## SHORT TASK
Wherever the word "text" turns up in a line of the entries, copy that line.

*** RECORD SET ***

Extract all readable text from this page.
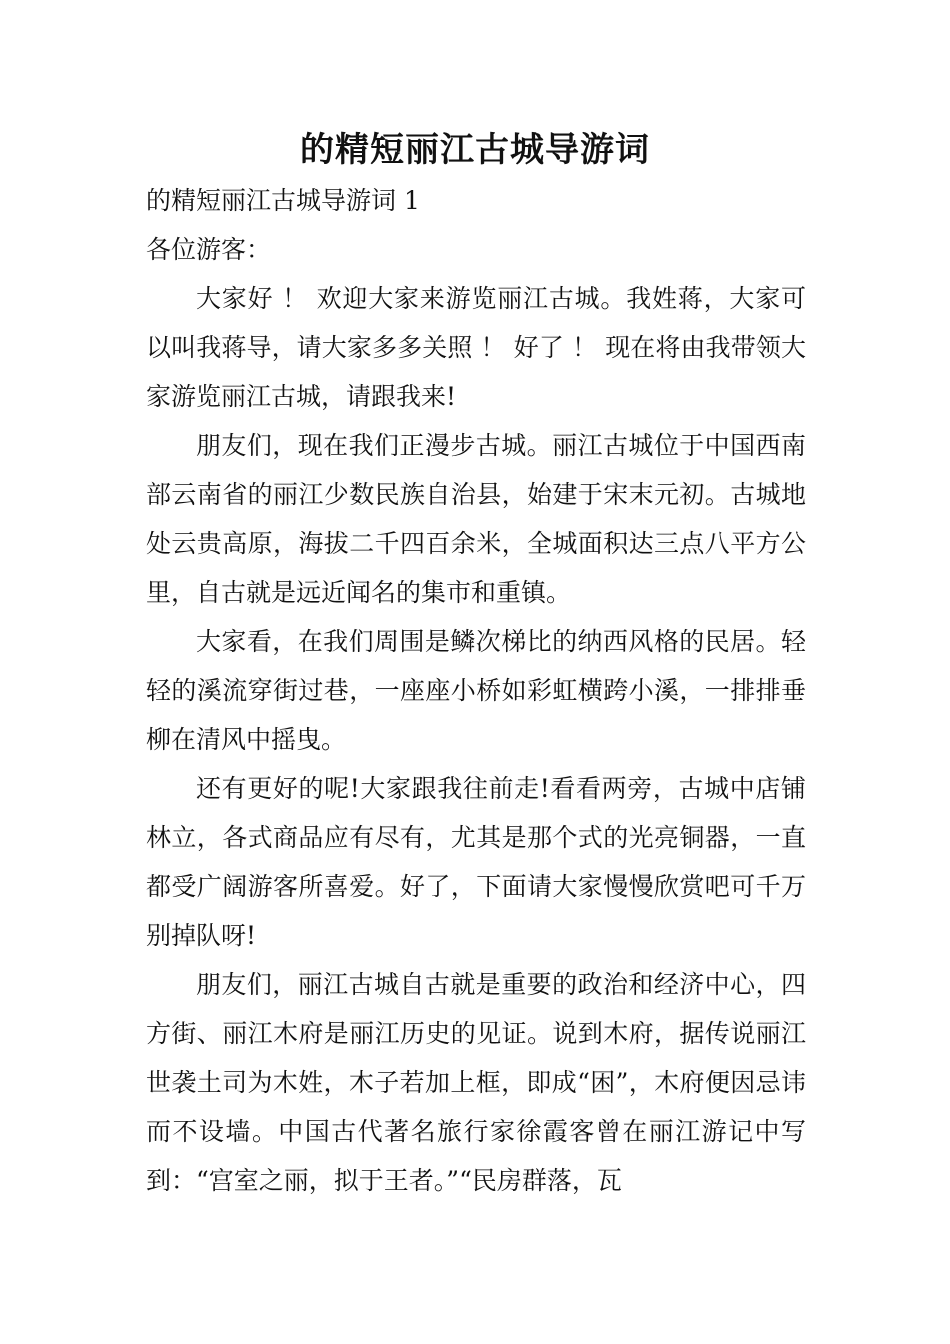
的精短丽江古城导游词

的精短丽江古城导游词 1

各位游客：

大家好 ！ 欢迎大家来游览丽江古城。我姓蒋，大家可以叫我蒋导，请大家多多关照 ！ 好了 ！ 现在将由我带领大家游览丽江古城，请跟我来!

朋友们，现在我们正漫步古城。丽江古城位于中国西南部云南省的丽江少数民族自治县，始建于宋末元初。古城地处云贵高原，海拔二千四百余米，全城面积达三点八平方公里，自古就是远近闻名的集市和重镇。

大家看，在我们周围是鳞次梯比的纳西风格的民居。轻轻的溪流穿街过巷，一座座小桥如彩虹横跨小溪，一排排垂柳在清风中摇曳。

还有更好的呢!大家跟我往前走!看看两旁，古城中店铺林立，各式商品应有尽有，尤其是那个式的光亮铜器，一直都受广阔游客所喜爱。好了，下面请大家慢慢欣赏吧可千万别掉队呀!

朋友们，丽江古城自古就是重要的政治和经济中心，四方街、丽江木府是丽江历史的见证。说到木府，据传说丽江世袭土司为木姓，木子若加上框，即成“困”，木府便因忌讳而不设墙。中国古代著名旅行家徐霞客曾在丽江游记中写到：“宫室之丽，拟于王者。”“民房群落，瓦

***
*** RECORD SET ***

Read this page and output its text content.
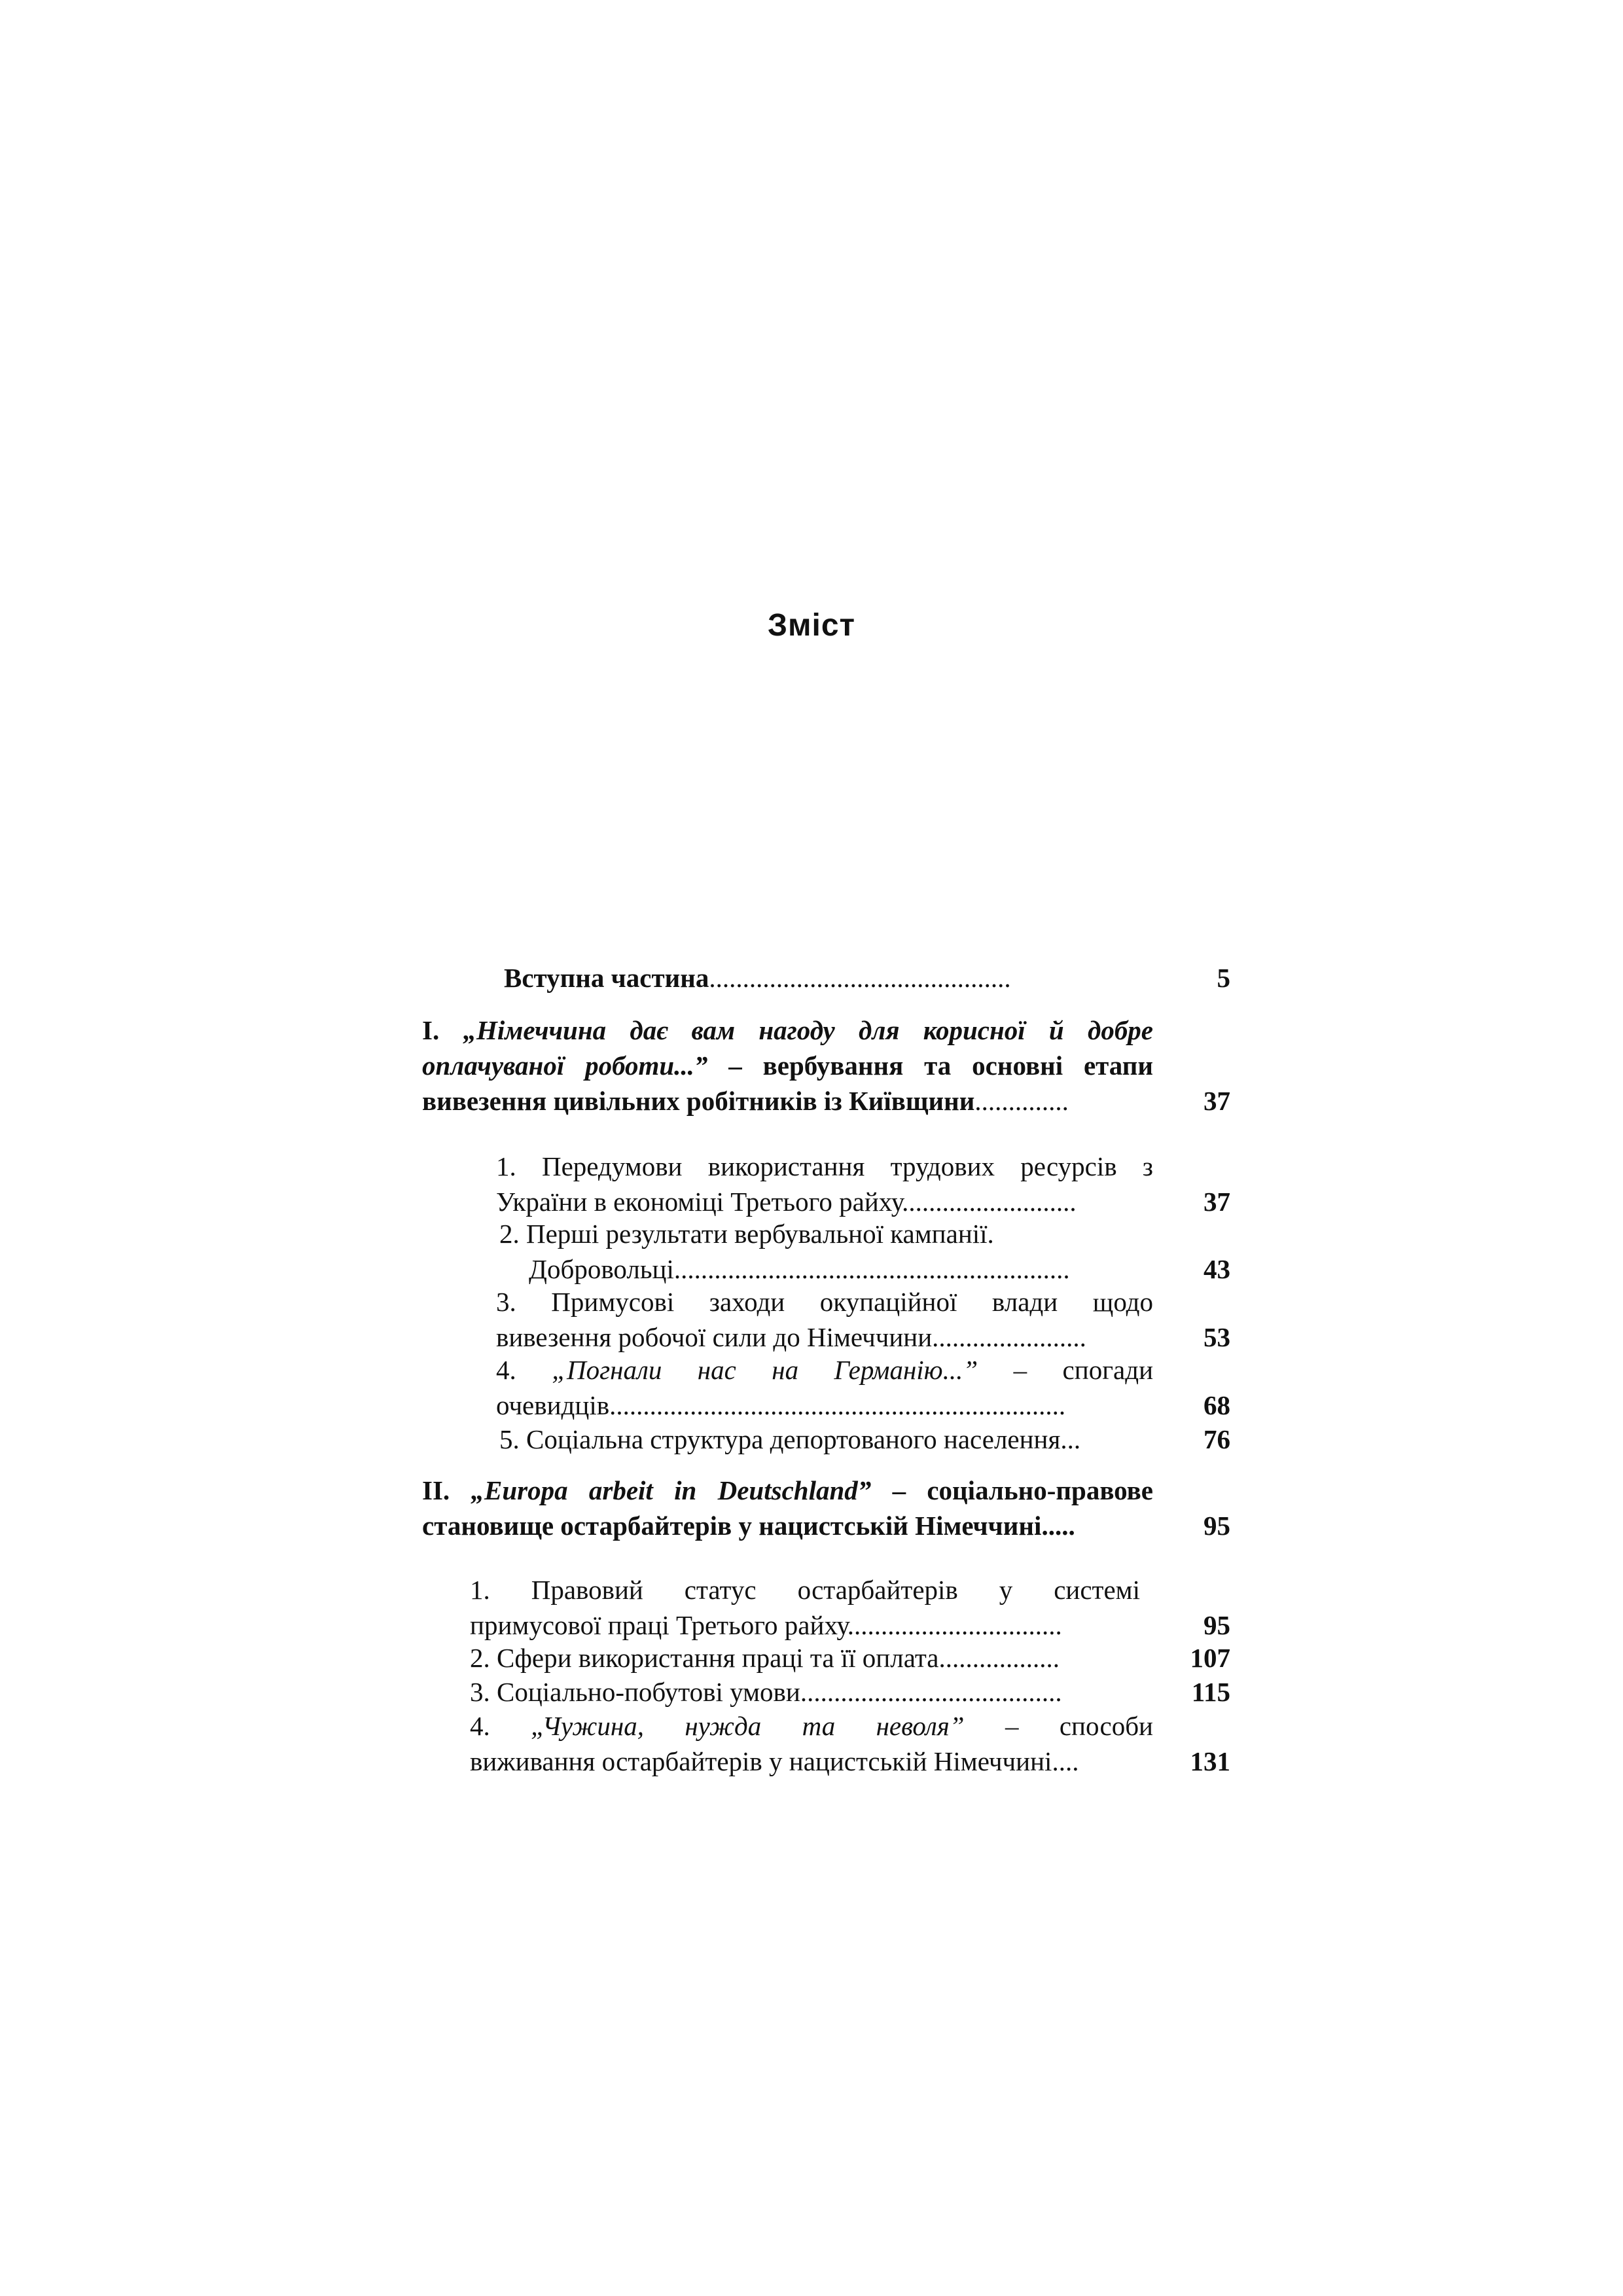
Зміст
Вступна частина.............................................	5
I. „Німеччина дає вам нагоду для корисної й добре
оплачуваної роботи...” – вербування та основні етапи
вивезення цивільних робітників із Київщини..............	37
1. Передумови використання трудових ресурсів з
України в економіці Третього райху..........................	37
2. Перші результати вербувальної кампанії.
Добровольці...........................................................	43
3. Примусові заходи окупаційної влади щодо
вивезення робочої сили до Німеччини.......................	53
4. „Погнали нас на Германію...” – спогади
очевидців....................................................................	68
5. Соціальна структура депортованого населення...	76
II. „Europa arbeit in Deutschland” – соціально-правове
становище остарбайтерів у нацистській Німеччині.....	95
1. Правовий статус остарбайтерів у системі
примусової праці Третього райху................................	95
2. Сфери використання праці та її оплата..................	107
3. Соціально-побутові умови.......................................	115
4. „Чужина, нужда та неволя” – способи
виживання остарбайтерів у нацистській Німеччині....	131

***
*** RECORD SET ***

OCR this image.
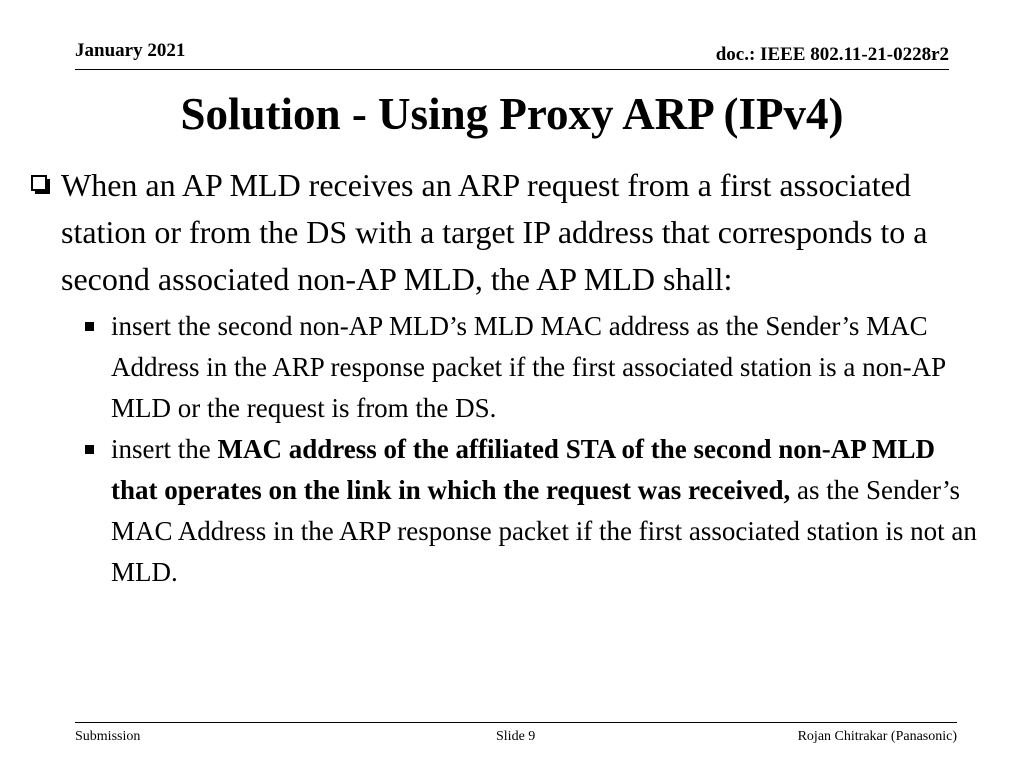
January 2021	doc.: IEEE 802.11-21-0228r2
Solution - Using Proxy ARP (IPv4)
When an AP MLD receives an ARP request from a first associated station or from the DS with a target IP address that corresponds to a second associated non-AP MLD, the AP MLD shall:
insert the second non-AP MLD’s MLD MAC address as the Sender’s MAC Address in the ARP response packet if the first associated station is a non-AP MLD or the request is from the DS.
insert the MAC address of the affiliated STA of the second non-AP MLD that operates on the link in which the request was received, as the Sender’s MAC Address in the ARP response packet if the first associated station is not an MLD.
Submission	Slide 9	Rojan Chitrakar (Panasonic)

***

## SOLVED PROBLEM
Extract all readable text from this page.
Read this page and output its text content.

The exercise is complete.